EXERCISE PROMPT: Search the data for the word "values" and copy every line that contains it.

DATA TO USE:
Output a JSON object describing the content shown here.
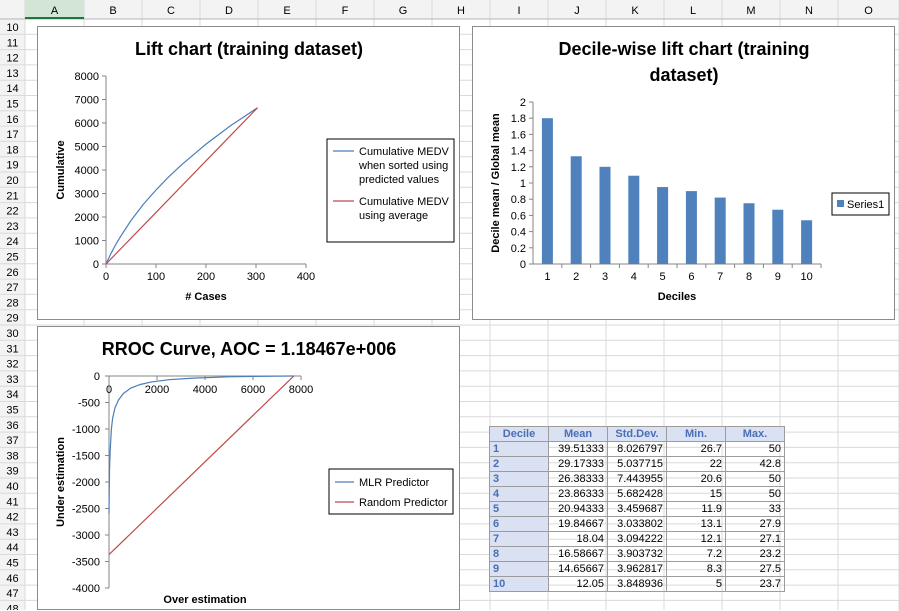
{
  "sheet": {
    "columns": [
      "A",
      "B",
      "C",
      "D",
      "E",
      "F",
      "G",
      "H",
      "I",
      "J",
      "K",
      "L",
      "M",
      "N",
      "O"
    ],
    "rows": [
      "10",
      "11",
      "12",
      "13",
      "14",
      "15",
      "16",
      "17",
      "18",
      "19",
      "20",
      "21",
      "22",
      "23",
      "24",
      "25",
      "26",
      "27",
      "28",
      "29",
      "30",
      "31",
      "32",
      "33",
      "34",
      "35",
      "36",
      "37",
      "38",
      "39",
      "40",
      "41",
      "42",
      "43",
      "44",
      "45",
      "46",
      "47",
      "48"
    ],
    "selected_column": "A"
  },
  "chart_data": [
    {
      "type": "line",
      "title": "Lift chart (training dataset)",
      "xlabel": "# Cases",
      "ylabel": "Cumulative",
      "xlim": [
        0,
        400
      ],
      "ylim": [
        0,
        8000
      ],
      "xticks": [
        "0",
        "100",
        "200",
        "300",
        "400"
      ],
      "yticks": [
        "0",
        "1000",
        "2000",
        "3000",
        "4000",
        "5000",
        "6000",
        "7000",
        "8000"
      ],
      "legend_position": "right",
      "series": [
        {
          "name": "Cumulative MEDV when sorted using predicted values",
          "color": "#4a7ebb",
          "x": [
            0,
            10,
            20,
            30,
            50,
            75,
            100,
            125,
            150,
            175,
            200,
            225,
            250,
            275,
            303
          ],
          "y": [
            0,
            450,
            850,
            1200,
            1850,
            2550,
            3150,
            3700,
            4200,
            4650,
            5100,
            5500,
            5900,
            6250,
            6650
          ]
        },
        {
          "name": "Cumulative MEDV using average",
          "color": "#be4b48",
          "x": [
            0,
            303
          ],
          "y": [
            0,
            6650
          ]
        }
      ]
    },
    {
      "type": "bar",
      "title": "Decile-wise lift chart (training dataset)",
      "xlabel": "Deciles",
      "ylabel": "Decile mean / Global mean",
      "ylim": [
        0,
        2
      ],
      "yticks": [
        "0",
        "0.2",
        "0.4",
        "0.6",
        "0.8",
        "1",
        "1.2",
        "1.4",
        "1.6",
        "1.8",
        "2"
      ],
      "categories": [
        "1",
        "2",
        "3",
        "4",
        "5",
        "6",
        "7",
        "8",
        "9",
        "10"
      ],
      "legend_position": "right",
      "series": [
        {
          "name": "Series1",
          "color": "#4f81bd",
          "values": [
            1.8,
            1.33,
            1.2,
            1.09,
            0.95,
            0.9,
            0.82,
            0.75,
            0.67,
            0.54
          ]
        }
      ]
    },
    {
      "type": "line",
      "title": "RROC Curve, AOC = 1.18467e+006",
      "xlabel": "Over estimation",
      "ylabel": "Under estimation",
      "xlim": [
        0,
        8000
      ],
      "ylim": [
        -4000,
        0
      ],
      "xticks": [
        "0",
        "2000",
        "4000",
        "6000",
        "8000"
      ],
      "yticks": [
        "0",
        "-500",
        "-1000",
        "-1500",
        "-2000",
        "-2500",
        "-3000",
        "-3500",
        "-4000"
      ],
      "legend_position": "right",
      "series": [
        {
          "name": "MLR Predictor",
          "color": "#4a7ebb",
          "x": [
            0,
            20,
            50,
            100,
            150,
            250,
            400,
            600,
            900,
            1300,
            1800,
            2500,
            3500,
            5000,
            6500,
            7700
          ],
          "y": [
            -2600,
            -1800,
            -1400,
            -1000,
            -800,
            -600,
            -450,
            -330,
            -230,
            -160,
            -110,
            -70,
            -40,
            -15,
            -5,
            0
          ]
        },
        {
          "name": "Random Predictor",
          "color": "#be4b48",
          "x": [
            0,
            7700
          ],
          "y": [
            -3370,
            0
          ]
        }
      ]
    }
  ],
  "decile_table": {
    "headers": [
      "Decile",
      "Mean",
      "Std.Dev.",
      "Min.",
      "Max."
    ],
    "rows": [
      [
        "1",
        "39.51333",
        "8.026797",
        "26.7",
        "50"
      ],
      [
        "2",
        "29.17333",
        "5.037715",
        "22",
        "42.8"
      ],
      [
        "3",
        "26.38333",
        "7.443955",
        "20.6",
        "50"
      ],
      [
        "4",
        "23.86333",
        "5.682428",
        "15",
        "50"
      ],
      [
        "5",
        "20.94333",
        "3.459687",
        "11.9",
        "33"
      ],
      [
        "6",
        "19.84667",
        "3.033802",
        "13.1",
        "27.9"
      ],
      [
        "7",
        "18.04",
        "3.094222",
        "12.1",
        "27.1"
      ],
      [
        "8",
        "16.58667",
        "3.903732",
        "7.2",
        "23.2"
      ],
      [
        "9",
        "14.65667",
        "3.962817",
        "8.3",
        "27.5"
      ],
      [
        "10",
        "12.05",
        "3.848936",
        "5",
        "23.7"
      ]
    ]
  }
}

--

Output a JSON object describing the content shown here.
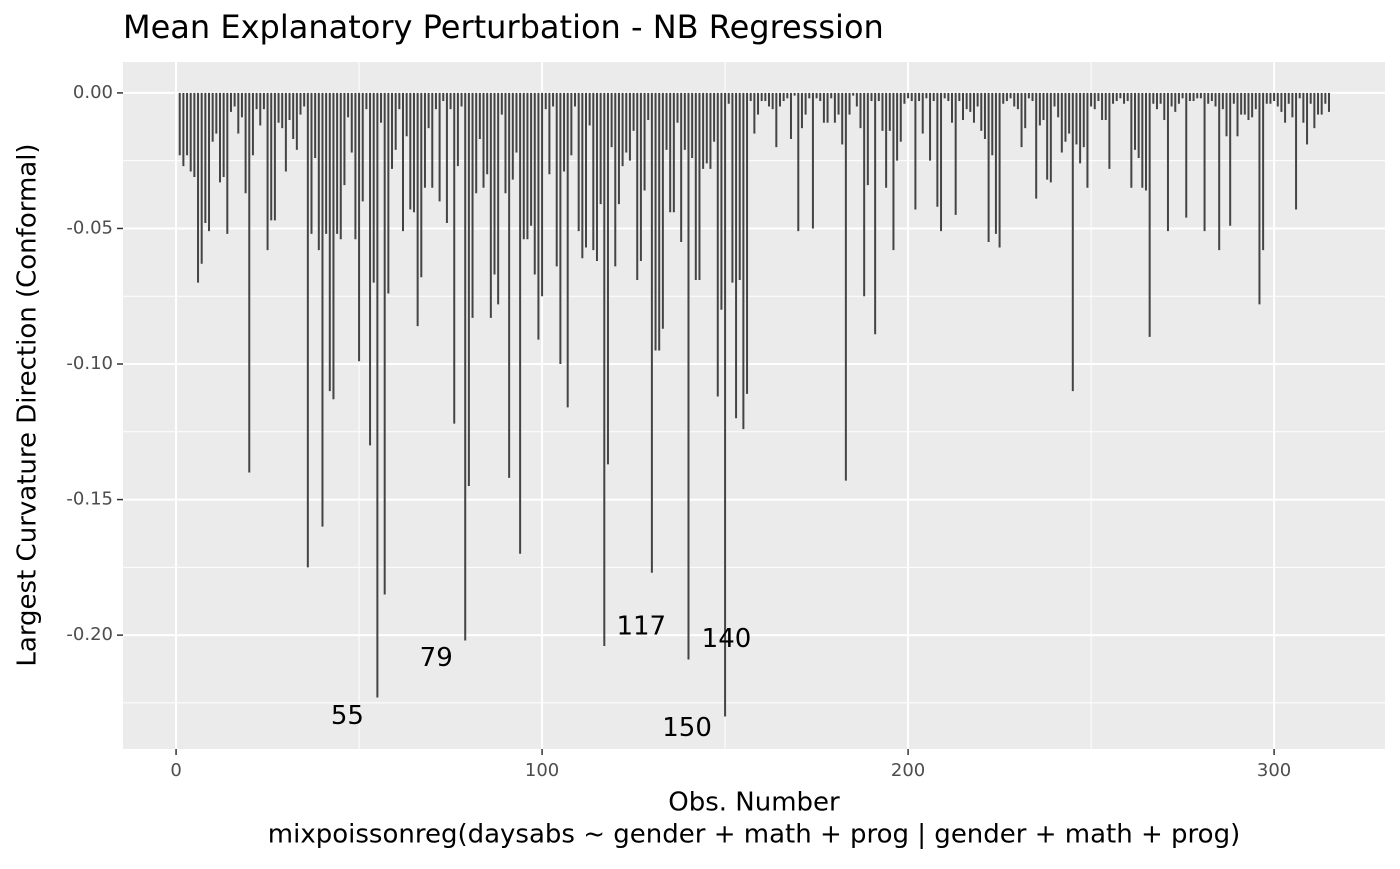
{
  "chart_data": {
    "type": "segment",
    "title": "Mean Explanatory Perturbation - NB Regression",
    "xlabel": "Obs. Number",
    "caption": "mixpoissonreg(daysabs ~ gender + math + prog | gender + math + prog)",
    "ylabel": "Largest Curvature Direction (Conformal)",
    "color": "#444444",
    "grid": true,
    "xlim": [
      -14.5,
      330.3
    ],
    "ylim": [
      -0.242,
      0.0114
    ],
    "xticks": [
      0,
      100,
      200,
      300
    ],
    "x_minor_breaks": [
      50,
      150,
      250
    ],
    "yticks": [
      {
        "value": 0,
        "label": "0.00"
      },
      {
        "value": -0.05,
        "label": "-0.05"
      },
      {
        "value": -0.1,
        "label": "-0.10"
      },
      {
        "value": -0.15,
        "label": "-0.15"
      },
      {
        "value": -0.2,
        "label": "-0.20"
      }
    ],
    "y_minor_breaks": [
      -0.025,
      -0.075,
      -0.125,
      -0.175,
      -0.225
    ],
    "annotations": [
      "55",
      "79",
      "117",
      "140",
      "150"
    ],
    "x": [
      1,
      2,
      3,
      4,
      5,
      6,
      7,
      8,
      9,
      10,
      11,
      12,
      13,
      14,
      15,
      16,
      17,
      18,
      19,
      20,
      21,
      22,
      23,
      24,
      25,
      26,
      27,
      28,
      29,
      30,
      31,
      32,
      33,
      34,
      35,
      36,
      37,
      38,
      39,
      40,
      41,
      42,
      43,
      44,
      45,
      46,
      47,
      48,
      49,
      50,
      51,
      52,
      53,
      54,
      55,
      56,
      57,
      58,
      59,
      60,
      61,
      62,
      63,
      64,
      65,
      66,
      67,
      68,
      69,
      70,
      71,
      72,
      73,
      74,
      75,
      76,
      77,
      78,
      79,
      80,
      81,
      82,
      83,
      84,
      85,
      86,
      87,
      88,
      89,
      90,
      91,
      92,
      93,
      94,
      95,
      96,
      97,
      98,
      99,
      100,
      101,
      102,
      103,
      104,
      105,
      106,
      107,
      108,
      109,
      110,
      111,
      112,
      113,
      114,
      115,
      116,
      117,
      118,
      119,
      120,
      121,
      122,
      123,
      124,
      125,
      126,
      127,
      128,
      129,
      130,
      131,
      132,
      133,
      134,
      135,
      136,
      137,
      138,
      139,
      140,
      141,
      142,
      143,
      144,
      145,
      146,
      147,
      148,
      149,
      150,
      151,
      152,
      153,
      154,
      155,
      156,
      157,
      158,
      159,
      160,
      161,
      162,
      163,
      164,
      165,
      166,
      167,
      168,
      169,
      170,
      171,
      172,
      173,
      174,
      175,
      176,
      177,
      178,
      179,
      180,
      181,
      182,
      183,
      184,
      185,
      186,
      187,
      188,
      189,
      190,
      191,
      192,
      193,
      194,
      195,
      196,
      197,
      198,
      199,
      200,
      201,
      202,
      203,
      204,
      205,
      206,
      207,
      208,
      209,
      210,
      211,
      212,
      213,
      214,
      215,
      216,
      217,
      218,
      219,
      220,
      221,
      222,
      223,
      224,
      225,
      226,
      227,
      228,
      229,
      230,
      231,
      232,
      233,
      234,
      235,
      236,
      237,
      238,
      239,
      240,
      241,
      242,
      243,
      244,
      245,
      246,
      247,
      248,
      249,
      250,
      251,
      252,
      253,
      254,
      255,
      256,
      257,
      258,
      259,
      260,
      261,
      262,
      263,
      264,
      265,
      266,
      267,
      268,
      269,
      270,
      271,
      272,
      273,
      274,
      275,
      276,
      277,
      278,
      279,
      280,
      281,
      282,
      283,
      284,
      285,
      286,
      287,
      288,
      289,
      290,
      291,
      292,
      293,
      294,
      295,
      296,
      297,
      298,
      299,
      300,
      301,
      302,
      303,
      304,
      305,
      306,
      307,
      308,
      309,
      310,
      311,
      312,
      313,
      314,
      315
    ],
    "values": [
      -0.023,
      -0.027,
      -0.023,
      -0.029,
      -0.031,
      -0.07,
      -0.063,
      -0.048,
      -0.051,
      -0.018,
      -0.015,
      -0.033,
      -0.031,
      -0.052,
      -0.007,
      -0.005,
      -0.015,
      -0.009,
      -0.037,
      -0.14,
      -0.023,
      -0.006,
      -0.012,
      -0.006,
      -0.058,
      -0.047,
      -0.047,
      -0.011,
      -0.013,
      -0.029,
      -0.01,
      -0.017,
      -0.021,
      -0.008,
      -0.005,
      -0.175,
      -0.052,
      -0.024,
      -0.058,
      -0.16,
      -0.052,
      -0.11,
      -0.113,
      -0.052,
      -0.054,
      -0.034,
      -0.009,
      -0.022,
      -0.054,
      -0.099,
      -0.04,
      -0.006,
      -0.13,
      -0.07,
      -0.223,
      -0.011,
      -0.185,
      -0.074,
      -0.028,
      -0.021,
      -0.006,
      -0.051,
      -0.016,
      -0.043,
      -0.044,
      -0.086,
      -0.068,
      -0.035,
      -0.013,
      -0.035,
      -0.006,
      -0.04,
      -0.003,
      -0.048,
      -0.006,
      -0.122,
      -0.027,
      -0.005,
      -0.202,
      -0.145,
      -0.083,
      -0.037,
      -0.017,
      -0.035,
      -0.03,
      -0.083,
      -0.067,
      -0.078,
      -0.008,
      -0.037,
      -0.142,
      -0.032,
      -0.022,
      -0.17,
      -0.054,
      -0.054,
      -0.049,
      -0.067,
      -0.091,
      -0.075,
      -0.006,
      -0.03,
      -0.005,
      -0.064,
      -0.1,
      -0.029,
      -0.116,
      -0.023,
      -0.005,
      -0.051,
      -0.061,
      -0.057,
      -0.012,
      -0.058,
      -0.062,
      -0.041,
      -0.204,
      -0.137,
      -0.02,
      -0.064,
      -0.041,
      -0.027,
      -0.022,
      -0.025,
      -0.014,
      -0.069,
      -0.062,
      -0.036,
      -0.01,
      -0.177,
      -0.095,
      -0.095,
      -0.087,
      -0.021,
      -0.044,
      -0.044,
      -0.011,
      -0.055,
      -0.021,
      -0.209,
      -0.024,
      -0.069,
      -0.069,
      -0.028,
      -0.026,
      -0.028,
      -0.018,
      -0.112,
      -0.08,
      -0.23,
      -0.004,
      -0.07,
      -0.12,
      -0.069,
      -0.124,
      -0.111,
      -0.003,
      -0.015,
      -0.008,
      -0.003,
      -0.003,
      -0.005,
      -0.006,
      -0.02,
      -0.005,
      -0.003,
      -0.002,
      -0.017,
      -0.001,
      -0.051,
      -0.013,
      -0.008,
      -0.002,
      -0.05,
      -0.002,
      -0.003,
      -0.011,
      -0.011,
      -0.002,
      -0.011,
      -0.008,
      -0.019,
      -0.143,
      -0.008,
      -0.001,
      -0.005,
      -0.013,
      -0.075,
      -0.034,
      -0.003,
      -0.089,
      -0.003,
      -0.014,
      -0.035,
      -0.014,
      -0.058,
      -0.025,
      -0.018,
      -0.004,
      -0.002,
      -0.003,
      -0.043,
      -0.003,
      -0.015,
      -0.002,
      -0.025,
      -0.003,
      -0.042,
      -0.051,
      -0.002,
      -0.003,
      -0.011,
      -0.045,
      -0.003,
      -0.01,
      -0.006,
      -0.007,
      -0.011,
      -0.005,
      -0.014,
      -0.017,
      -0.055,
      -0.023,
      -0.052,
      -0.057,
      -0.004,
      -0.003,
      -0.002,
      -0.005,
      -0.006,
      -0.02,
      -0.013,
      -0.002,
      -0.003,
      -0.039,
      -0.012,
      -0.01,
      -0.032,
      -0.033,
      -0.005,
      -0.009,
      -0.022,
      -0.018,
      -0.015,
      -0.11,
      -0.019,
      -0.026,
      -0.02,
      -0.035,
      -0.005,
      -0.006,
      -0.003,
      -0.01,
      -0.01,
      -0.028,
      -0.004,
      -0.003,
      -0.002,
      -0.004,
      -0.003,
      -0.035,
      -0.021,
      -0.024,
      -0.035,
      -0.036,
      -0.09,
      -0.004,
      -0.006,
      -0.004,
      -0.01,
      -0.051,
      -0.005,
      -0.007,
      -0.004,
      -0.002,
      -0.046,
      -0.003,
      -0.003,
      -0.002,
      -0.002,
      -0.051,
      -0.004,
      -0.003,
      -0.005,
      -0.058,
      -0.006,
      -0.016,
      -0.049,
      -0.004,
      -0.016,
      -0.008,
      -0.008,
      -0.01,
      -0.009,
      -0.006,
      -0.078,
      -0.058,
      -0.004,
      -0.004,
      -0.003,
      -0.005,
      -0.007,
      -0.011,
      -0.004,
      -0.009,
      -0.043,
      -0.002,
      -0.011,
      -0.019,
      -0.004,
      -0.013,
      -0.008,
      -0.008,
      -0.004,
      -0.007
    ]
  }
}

FULL ANSWER:
          "name": "Cumulative MEDV when sorted using predicted values",
          "values": [
    "values": [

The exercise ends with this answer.